Collected data
----------------
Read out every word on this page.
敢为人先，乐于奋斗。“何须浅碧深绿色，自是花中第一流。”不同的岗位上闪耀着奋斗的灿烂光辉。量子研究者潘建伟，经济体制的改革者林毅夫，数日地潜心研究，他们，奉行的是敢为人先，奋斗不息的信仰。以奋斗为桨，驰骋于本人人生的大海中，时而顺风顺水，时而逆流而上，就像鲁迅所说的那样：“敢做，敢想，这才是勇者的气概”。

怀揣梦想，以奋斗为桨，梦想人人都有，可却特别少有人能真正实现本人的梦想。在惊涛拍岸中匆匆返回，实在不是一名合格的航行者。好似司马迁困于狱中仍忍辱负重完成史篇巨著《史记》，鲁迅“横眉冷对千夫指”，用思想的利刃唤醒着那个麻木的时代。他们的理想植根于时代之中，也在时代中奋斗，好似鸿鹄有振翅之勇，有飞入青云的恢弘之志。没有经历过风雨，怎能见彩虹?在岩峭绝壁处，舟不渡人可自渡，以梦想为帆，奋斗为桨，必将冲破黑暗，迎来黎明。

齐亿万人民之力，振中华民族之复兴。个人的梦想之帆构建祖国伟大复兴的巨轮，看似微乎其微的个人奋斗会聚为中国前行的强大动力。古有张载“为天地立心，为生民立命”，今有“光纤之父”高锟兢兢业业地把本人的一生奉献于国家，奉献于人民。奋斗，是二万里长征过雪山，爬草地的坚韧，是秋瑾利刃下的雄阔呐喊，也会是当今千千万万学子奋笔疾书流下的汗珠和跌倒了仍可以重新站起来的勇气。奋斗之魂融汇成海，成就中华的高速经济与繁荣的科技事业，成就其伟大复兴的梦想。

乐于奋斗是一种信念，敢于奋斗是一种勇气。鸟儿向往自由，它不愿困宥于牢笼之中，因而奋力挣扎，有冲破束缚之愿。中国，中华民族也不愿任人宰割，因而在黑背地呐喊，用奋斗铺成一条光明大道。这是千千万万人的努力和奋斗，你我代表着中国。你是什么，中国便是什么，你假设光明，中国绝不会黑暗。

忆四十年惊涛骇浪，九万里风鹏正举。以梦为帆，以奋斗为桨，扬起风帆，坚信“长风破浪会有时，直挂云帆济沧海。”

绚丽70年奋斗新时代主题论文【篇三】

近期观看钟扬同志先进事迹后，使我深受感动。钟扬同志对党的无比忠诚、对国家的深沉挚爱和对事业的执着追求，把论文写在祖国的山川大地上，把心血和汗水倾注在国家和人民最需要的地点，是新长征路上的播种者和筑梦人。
----------------
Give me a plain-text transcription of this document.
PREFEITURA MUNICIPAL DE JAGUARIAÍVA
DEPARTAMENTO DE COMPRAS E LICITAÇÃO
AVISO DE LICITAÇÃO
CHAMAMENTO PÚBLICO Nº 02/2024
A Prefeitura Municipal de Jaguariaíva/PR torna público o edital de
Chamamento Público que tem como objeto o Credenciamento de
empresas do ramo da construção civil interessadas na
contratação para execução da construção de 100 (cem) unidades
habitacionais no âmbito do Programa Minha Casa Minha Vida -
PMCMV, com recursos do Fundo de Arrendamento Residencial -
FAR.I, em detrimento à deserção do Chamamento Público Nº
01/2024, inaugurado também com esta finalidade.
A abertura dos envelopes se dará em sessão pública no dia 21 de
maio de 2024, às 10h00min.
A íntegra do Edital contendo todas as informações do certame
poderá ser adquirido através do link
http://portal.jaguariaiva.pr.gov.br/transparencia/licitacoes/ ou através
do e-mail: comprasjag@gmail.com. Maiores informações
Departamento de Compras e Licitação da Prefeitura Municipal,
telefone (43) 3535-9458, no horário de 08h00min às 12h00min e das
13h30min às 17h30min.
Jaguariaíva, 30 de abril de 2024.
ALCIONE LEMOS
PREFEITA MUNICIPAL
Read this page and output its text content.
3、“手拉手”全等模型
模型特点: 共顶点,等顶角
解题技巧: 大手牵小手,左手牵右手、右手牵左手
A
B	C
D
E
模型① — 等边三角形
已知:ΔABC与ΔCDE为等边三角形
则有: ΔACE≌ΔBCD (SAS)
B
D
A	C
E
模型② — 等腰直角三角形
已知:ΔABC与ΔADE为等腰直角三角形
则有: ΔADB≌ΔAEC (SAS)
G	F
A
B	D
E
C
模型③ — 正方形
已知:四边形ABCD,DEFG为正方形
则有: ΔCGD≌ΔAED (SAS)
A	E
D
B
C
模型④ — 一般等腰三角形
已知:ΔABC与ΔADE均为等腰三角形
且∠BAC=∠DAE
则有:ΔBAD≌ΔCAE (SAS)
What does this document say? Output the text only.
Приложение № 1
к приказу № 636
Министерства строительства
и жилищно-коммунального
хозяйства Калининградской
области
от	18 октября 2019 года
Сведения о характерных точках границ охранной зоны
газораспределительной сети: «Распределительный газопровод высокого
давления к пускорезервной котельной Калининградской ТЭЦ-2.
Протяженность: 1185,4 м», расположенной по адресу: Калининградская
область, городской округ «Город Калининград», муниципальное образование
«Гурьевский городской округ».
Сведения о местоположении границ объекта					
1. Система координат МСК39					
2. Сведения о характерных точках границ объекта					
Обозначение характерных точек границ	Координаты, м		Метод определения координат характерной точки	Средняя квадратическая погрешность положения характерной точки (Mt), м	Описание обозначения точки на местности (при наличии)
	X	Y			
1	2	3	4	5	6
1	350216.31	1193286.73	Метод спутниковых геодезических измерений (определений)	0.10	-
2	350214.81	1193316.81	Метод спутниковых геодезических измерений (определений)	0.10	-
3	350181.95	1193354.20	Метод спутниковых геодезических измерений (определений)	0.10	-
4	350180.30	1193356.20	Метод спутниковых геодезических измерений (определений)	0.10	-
----------------
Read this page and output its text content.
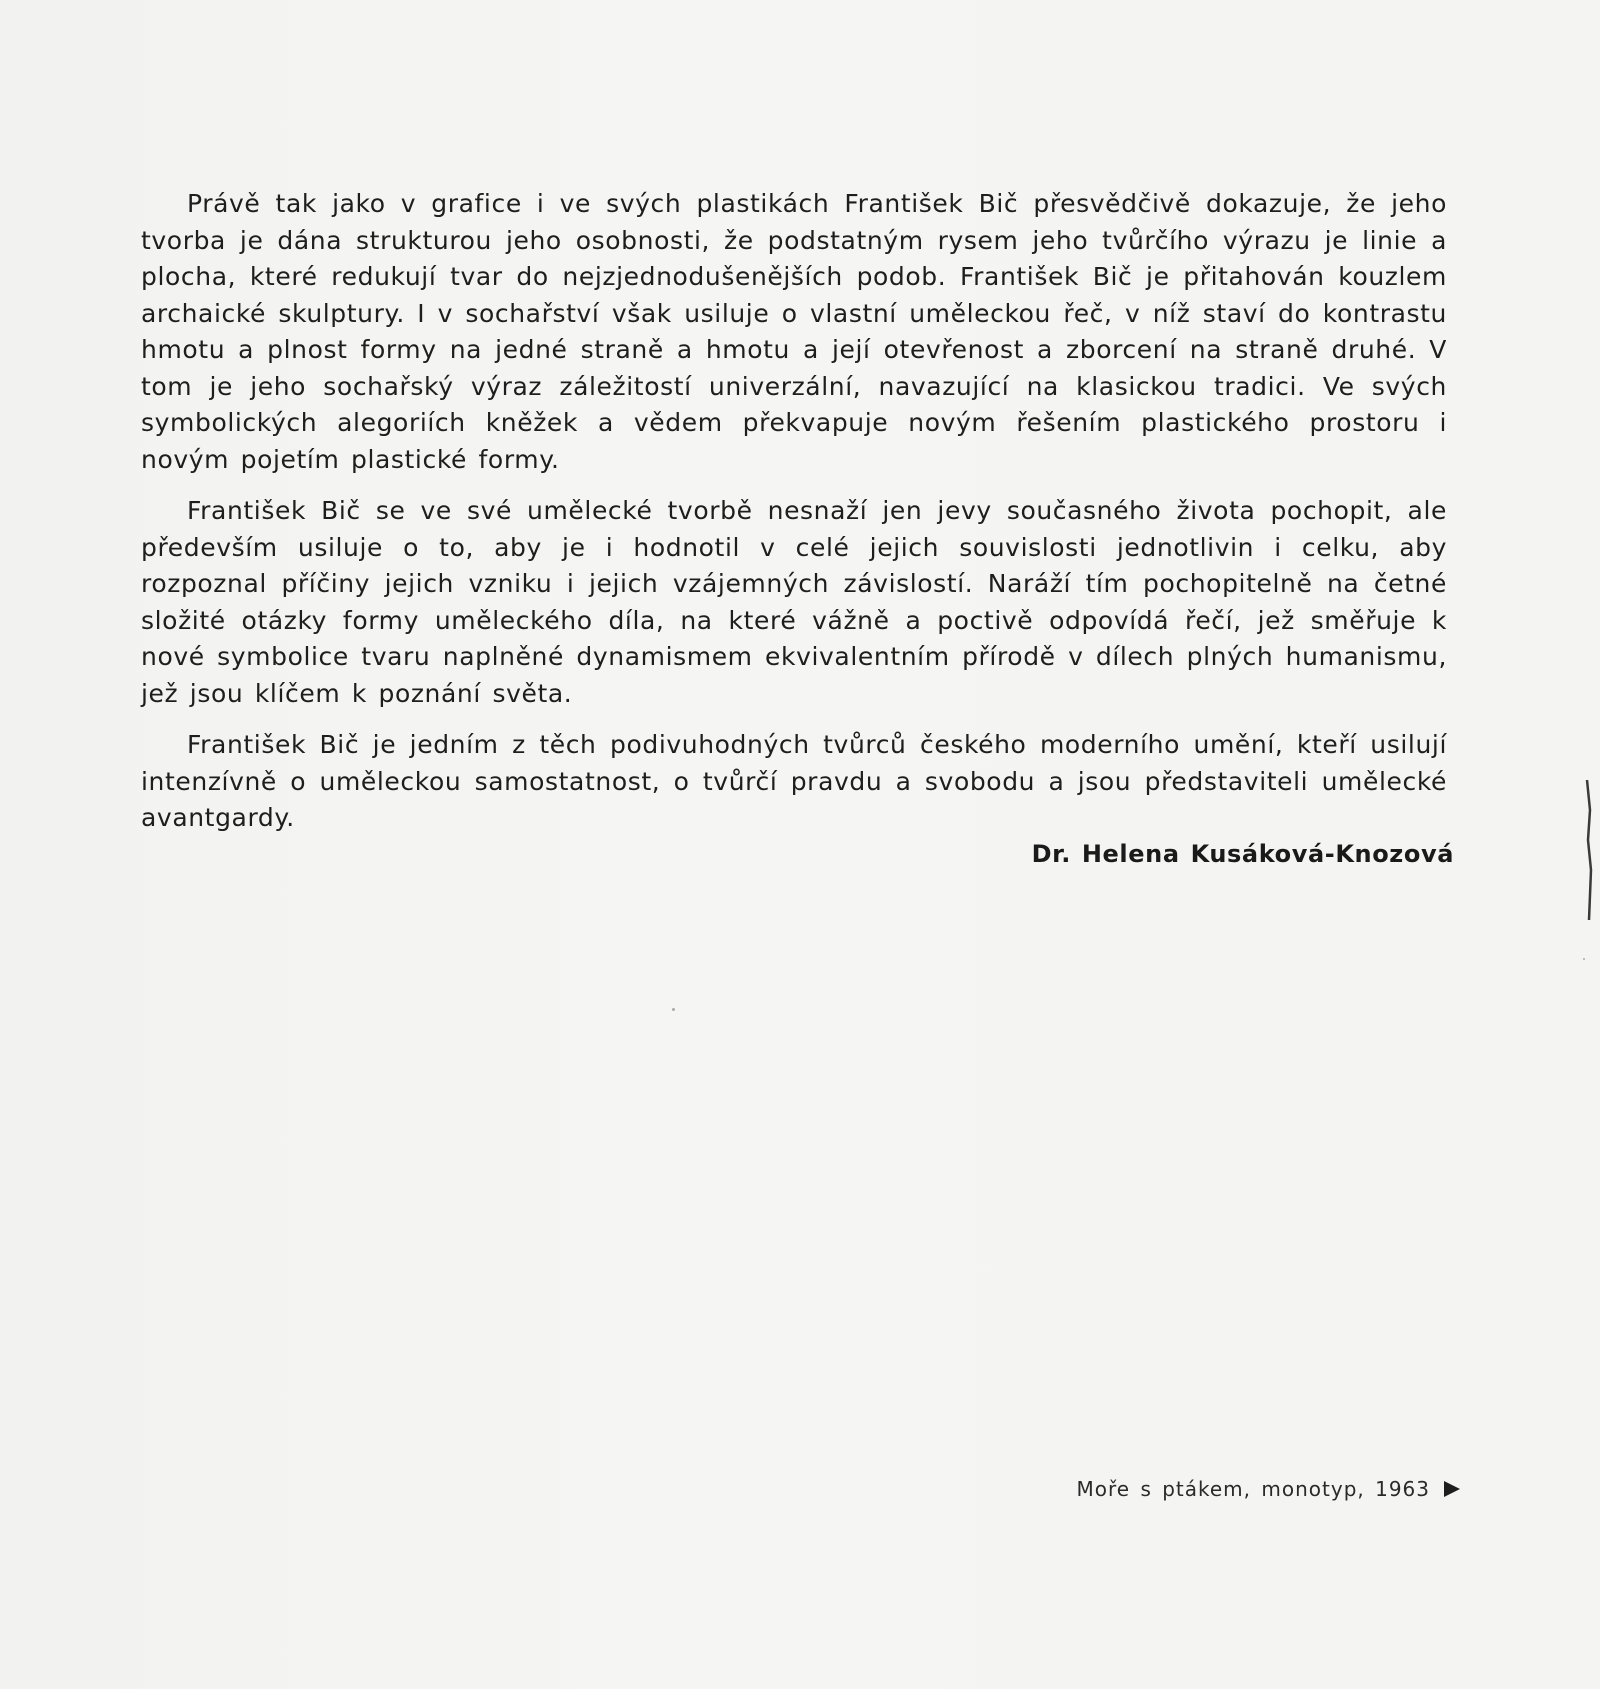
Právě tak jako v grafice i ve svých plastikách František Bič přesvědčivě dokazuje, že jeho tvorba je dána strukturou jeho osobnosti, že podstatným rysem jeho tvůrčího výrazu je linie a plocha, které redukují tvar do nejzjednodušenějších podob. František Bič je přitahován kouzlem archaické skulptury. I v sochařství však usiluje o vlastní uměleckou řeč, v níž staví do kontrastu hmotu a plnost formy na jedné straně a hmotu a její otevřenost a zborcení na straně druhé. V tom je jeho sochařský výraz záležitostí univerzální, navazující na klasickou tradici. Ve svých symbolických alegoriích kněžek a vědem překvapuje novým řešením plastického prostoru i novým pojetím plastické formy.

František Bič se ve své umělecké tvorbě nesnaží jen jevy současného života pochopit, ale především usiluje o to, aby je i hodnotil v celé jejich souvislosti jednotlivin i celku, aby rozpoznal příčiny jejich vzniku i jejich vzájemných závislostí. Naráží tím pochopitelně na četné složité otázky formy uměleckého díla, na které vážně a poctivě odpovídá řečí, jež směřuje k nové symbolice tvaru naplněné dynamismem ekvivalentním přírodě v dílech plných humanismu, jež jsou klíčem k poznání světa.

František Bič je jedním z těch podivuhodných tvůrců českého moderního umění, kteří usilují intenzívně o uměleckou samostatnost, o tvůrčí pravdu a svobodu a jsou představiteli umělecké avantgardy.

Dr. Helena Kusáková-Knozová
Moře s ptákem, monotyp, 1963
----------------
Exercise directions
Using the listing above, locate the lines that hold "характерных" and copy each one.

Result of the task
Сведения о характерных точках границ охранной зоны
2. Сведения о характерных точках границ объекта					
Обозначение характерных точек границ	Координаты, м		Метод определения координат характерной точки	Средняя квадратическая погрешность положения характерной точки (Mt), м	Описание обозначения точки на местности (при наличии)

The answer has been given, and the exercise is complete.